• _What the exercise asks_: Only the number is wanted: how many lines contain the string "Budget"?

• _Entries supplied_:

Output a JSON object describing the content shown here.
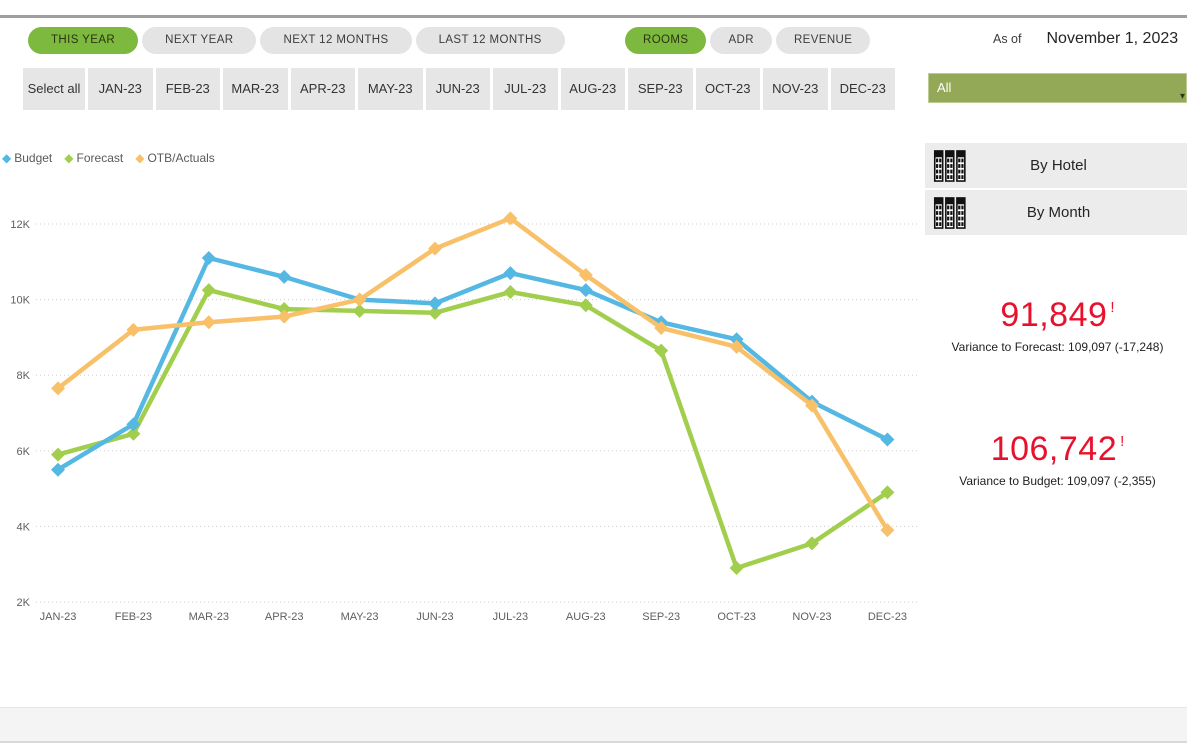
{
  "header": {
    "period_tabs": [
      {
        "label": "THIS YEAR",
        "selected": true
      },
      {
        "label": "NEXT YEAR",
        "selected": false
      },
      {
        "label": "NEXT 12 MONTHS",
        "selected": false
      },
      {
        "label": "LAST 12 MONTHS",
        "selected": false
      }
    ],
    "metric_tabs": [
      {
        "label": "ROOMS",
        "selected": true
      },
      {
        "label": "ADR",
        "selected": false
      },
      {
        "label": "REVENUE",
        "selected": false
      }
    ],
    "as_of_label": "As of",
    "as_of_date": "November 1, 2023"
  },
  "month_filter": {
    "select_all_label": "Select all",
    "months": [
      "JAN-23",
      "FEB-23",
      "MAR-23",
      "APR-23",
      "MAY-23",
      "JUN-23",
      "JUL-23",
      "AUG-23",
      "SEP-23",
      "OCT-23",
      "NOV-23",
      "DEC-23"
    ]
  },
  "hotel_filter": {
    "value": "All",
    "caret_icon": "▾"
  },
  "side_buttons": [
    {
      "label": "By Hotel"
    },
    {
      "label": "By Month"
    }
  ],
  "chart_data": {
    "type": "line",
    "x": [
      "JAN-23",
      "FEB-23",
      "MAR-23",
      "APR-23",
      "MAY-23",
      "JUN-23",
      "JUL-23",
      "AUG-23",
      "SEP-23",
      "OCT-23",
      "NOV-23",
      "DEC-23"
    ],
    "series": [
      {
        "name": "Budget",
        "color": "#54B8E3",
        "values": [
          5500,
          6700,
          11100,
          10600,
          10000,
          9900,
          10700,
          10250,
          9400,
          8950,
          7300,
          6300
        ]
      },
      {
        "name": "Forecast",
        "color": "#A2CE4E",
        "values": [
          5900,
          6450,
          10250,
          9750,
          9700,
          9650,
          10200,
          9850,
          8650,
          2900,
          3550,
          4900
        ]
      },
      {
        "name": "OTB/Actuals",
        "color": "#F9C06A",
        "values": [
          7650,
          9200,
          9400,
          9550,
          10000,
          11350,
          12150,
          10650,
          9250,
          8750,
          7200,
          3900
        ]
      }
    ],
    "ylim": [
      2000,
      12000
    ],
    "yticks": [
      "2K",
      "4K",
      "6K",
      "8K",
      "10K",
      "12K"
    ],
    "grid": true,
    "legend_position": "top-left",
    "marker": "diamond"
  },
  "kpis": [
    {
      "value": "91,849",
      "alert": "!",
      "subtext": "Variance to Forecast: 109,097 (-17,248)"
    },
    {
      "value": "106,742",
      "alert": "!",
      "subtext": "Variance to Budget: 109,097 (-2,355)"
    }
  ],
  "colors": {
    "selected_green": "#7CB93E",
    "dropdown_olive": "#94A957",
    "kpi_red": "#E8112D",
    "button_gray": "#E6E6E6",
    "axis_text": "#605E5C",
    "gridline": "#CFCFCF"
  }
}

• _Solution for this exercise_: 2